Problem: In the data below, find every line that has the string "times", and copy it.

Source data

········

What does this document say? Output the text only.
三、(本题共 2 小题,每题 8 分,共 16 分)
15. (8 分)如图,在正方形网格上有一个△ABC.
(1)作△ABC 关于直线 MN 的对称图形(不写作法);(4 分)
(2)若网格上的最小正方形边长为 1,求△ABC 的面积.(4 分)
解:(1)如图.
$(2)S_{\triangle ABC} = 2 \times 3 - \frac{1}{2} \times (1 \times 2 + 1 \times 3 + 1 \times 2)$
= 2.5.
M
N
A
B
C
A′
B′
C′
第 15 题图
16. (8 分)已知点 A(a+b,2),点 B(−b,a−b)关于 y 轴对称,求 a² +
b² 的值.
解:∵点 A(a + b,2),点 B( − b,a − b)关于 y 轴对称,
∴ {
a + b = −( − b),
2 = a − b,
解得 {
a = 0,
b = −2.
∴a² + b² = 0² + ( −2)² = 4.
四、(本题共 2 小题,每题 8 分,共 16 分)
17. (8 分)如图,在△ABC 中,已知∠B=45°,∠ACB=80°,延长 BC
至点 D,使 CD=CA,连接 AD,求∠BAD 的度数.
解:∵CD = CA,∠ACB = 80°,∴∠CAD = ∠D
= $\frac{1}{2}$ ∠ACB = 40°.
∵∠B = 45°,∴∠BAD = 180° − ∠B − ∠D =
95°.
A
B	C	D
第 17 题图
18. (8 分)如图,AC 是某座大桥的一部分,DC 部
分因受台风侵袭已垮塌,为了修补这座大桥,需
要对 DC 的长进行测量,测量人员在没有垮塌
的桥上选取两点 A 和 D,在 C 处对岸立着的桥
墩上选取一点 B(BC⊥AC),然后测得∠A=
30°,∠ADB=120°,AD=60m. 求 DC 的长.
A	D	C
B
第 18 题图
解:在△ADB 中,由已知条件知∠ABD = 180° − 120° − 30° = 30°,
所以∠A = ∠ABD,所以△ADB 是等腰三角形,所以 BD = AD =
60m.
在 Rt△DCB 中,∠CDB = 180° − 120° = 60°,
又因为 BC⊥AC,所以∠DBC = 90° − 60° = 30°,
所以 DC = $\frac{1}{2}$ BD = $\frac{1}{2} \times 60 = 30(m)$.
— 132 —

········

Result of this exercise:
$(2)S_{\triangle ABC} = 2 \times 3 - \frac{1}{2} \times (1 \times 2 + 1 \times 3 + 1 \times 2)$
所以 DC = $\frac{1}{2}$ BD = $\frac{1}{2} \times 60 = 30(m)$.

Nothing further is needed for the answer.